**** TEXT SEGMENT

This image shows two photographs printed in a darkroom, both with the same negative. Although the contents are identical, the prints have different contrast and exposure parameters. The time to prepare, expose, and develop a single image on the photo-sensitive paper can take up to 5 minutes. This makes iteration and experimentation fairly time consuming. In contrast someone can use a smartphone and — in 60 seconds — take a few photos, pick and edit one, and post it to a social media account.
The iteration cycle for producing just one photograph above can reach 5 minutes. In contrast, someone with a smartphone can — in less than a minute — take a few photos, pick and edit one, and share it on social media.

The most important takeaway is the way in which advances in technology made photography 100x more accessible. Sure, some things are inevitably lost moving from film to digital. But as the technology has gotten better, those differences have increasingly become matters of aesthetics, not gaps in functionality. Furthermore, new technologies have enabled novel and creative approaches to digital photography and editing that were impractical or impossible using film.

In the analytics space, we haven’t replaced film photography yet. Most new analysis products are busy building photo labs, developing negatives, and navigating darkrooms. There’s nothing wrong with this state of affairs. There’s so much demand for improved tools and workflows that keeping with the same general approaches taken by the last generation of successful products will benefit many analysts, and result in financially successful enterprises. At Sigma, we’re more interested in building the next digital camera.

Workbooks: A Frontend for SQL Generation

A Sigma Workbook is a collaborative document that presents folks with an interactive, declarative programming environment. It draws its inspiration from various WYSIWYG systems: spreadsheets, website builders, notebooks, and traditional business intelligence tools. The core data model is a directed acyclic graph of elements, such as tables, pivots, charts, and parameters. This graph is reactive: a bar chart sourced from a filtered table element will automatically update when the table’s filter is changed.

The Workbook is built for the browser. When it needs to fetch the data for an element, it must communicate with the data warehouse. To do this, we package up the specification of the user interface and make an API request to our backend services. However, before we can issue a query we need to compile the Workbook specification into a query that will run against the target data warehouse. This is where Machine Generated SQL enters the chat.

********
**** DATASET ENTRIES

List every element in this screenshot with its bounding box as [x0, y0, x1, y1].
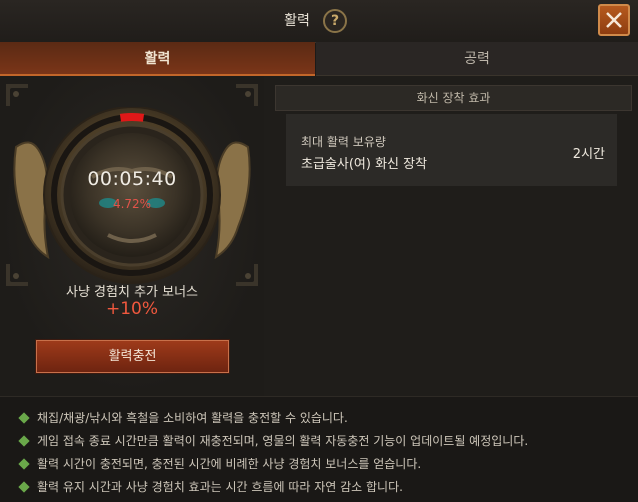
close-button[interactable]: [598, 4, 630, 36]
window-title: 활력: [284, 13, 310, 29]
note-text: 활력 시간이 충전되면, 충전된 시간에 비례한 사냥 경험치 보너스를 얻습니…: [37, 457, 422, 471]
tab-power[interactable]: 공력: [316, 42, 638, 76]
bullet-icon: [18, 411, 30, 424]
help-icon[interactable]: ?: [323, 9, 347, 33]
effect-label: 최대 활력 보유량: [301, 135, 386, 149]
effect-panel-header: 화신 장착 효과: [275, 85, 632, 111]
title-bar: 활력 ?: [0, 0, 638, 43]
demon-face-emblem: [70, 133, 194, 257]
note-item: 게임 접속 종료 시간만큼 활력이 재충전되며, 영물의 활력 자동충전 기능이…: [18, 432, 529, 449]
tab-vitality[interactable]: 활력: [0, 42, 315, 76]
effect-value: 2시간: [572, 147, 605, 162]
note-item: 활력 시간이 충전되면, 충전된 시간에 비례한 사냥 경험치 보너스를 얻습니…: [18, 455, 422, 472]
info-notes: 채집/채광/낚시와 흑철을 소비하여 활력을 충전할 수 있습니다. 게임 접속…: [0, 396, 638, 502]
tab-bar: 활력 공력: [0, 42, 638, 76]
corner-ornament-icon: [236, 84, 258, 106]
note-text: 활력 유지 시간과 사냥 경험치 효과는 시간 흐름에 따라 자연 감소 합니다…: [37, 480, 403, 494]
bullet-icon: [18, 457, 30, 470]
bullet-icon: [18, 480, 30, 493]
note-item: 활력 유지 시간과 사냥 경험치 효과는 시간 흐름에 따라 자연 감소 합니다…: [18, 478, 403, 495]
note-text: 게임 접속 종료 시간만큼 활력이 재충전되며, 영물의 활력 자동충전 기능이…: [37, 434, 529, 448]
vitality-percent: 4.72%: [112, 197, 152, 211]
bonus-label: 사냥 경험치 추가 보너스: [66, 285, 198, 300]
charge-vitality-button[interactable]: 활력충전: [36, 340, 229, 373]
close-icon: [606, 12, 622, 28]
corner-ornament-icon: [6, 84, 28, 106]
bullet-icon: [18, 434, 30, 447]
note-item: 채집/채광/낚시와 흑철을 소비하여 활력을 충전할 수 있습니다.: [18, 409, 348, 426]
note-text: 채집/채광/낚시와 흑철을 소비하여 활력을 충전할 수 있습니다.: [37, 411, 348, 425]
window-title-wrap: 활력: [0, 0, 606, 42]
effect-source: 초급술사(여) 화신 장착: [301, 157, 428, 172]
bonus-value: +10%: [105, 299, 159, 319]
vitality-timer: 00:05:40: [87, 168, 177, 190]
effect-row: 최대 활력 보유량 초급술사(여) 화신 장착 2시간: [286, 114, 617, 186]
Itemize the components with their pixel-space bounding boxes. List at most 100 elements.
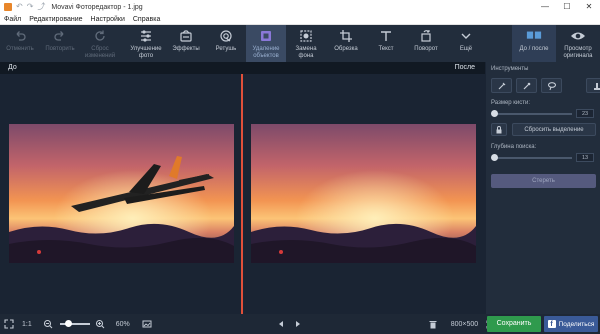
next-image-button[interactable] (291, 320, 305, 328)
effects-button[interactable]: Эффекты (166, 25, 206, 62)
share-label: Поделиться (558, 320, 595, 328)
eye-icon (571, 32, 585, 40)
after-label: После (454, 64, 475, 71)
redo-icon (54, 31, 64, 41)
effects-label: Эффекты (172, 46, 200, 52)
prev-image-button[interactable] (274, 320, 288, 328)
before-photo (9, 124, 234, 263)
stamp-tool-button[interactable] (586, 78, 600, 93)
title-bar: ↶ ↷ ⤴ Movavi Фоторедактор - 1.jpg — ☐ ✕ (0, 0, 600, 14)
before-after-icon (526, 31, 542, 39)
app-logo-icon (4, 3, 12, 11)
main-toolbar: Отменить Повторить Сброс изменений Улучш… (0, 25, 600, 62)
stamp-icon (593, 82, 600, 90)
share-button[interactable]: f Поделиться (544, 316, 598, 332)
retouch-button[interactable]: Ретушь (206, 25, 246, 62)
maximize-button[interactable]: ☐ (556, 0, 578, 14)
retouch-label: Ретушь (215, 46, 237, 52)
chevron-right-icon (295, 321, 300, 327)
chevron-down-icon (461, 33, 471, 39)
brush-size-slider[interactable] (490, 110, 572, 117)
refresh-icon (95, 30, 105, 41)
quick-redo-icon[interactable]: ↷ (27, 0, 34, 14)
reset-changes-label: Сброс изменений (84, 46, 116, 59)
magic-wand-tool-button[interactable] (516, 78, 537, 93)
search-depth-slider[interactable] (490, 154, 572, 161)
image-settings-icon (142, 320, 152, 328)
brush-tool-button[interactable] (491, 78, 512, 93)
close-button[interactable]: ✕ (578, 0, 600, 14)
facebook-icon: f (547, 320, 556, 328)
crop-button[interactable]: Обрезка (326, 25, 366, 62)
lock-button[interactable] (491, 123, 507, 136)
tools-heading: Инструменты (491, 66, 529, 72)
menu-bar: Файл Редактирование Настройки Справка (0, 14, 600, 25)
canvas-area[interactable]: До После (0, 62, 485, 314)
image-dimensions: 800×500 (450, 320, 479, 328)
lasso-tool-button[interactable] (541, 78, 562, 93)
app-window: ↶ ↷ ⤴ Movavi Фоторедактор - 1.jpg — ☐ ✕ … (0, 0, 600, 334)
magic-wand-icon (523, 82, 530, 89)
window-controls: — ☐ ✕ (534, 0, 600, 14)
undo-button[interactable]: Отменить (0, 25, 40, 62)
compare-divider[interactable] (241, 74, 243, 314)
menu-file[interactable]: Файл (4, 16, 21, 23)
brush-icon (498, 82, 505, 89)
erase-button[interactable]: Стереть (491, 174, 596, 188)
trash-icon (429, 320, 437, 328)
before-label: До (8, 64, 17, 71)
before-after-button[interactable]: До / после (512, 25, 556, 62)
replace-background-label: Замена фона (295, 46, 317, 59)
rotate-icon (421, 30, 431, 42)
zoom-in-button[interactable] (94, 319, 106, 329)
menu-help[interactable]: Справка (133, 16, 160, 23)
compare-header (0, 62, 485, 74)
brush-size-label: Размер кисти: (491, 100, 531, 106)
remove-objects-button[interactable]: Удаление объектов (246, 25, 286, 62)
zoom-in-icon (95, 319, 105, 329)
replace-background-button[interactable]: Замена фона (286, 25, 326, 62)
reset-selection-button[interactable]: Сбросить выделение (512, 123, 596, 136)
remove-objects-icon (261, 31, 271, 41)
menu-settings[interactable]: Настройки (91, 16, 125, 23)
redo-button[interactable]: Повторить (40, 25, 80, 62)
quick-undo-icon[interactable]: ↶ (16, 0, 23, 14)
redo-label: Повторить (45, 46, 75, 52)
quick-share-icon[interactable]: ⤴ (37, 0, 45, 14)
crop-label: Обрезка (334, 46, 358, 52)
brush-size-slider-knob[interactable] (490, 110, 498, 117)
actual-size-button[interactable]: 1:1 (22, 321, 32, 328)
remove-objects-label: Удаление объектов (252, 46, 280, 59)
more-button[interactable]: Ещё (446, 25, 486, 62)
zoom-out-button[interactable] (40, 319, 56, 329)
save-button[interactable]: Сохранить (487, 316, 541, 332)
retouch-icon (220, 30, 232, 42)
fit-screen-icon (4, 319, 14, 329)
rotate-button[interactable]: Поворот (406, 25, 446, 62)
image-settings-button[interactable] (140, 319, 154, 329)
menu-edit[interactable]: Редактирование (29, 16, 82, 23)
delete-image-button[interactable] (427, 320, 439, 329)
lasso-icon (547, 81, 556, 90)
zoom-out-icon (43, 319, 53, 329)
zoom-slider[interactable] (59, 320, 90, 327)
brush-size-value[interactable]: 23 (576, 109, 594, 118)
after-photo (251, 124, 476, 263)
text-button[interactable]: Текст (366, 25, 406, 62)
view-original-button[interactable]: Просмотр оригинала (556, 25, 600, 62)
zoom-slider-knob[interactable] (65, 320, 73, 327)
before-after-label: До / после (519, 46, 549, 52)
tool-settings-panel: Инструменты Размер кисти: 23 Сбросить вы… (485, 62, 600, 314)
minimize-button[interactable]: — (534, 0, 556, 14)
reset-changes-button[interactable]: Сброс изменений (80, 25, 120, 62)
search-depth-value[interactable]: 13 (576, 153, 594, 162)
zoom-level: 60% (115, 320, 130, 328)
enhance-photo-button[interactable]: Улучшение фото (126, 25, 166, 62)
crop-icon (340, 30, 352, 42)
view-original-label: Просмотр оригинала (563, 46, 593, 59)
more-label: Ещё (459, 46, 473, 52)
search-depth-slider-knob[interactable] (490, 154, 498, 161)
window-title: Movavi Фоторедактор - 1.jpg (51, 3, 143, 11)
undo-icon (16, 31, 26, 41)
fit-screen-button[interactable] (0, 319, 18, 329)
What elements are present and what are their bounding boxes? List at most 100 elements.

********

JOB 1:
In the piece on Sigma Workbooks, what makes up the core data model of a Workbook?
JOB 2:
Write the next part of the piece on Sigma Workbooks and machine-generated SQL, picking up after its final sentence.
The listing plays no part in the work here.

ANSWER 1:
A directed acyclic graph of elements, such as tables, pivots, charts, and parameters.

ANSWER 2:
Our query generation service is a compiler of sorts. It treats the Workbook specification like a program, which is parsed, analyzed, and optimized, before it finally generates a query in the SQL dialect of the target data warehouse. In many ways, this flow is no different than a traditional programming language compiler. When folks write code in a language like Python or Rust, they’re significantly more productive than if they attempted to produce the same outputs writing machine code by hand. SQL provides the same benefits — writing an efficient, scalable, and correct join algorithm implementation in a general purpose language is a non-trivial endeavor for any programmer, and a waste of time for folks who are in it for the analytics.

The history of innovation in programming languages is, therefore, not so different from photography. Advances in technology enable programmers to provide better abstractions and products, which in turn make great outcomes more accessible and efficient for everyone at all skill levels.

The Hegemony of Dimensions and Measures

All business intelligence tools present folks with a user interface that translates calculations, filters, and other analytical specifications into a query against some database. Historically, popular systems have oriented their interfaces and abstractions around the metaphor of a Data Cube. While there isn’t an obvious consensus on what makes a cube a cube, every implementation has the same core constructs: (1) dimensions — columns that are often used for filtering and grouping; (2) measures — aggregate expressions that are calculated along a (sub)set of dimensions.

The CUBE operator is the N-dimensional generalization of simple aggregate functions. The 0D data cube is a point. The ID data cube is a line with a point. The 2D data cube is a cross tab, a plane, two lines, and a point. The 3D data cube is a cube with three intersecting 2D cross tabs.
An illustrative figure from Jim Gray’s original Data Cube paper. The dimensions include the make, color, and year of a vehicle. The measures include a vague “sum” of some numeric attribute.

The dimension / measure model has found massive commercial success over the past few decades — it’s the point-and-shoot camera of data tools. However, like a point-and-shoot it optimizes for a fixed workflow. When folks need to break out of those constraints, their path forwards almost certainly requires writing SQL. For a person who is not yet skilled in the art, this is an easy cliff to fall off and a precarious one to climb down.

It’s no wonder then, that folks joke about how the “Download to Excel” button is the most requested feature for any business intelligence tool. Spreadsheets are perhaps the most accessible and adopted programming environment in the world. This is — in no small part — due to their visual interface, straightforward formulas and calculation model.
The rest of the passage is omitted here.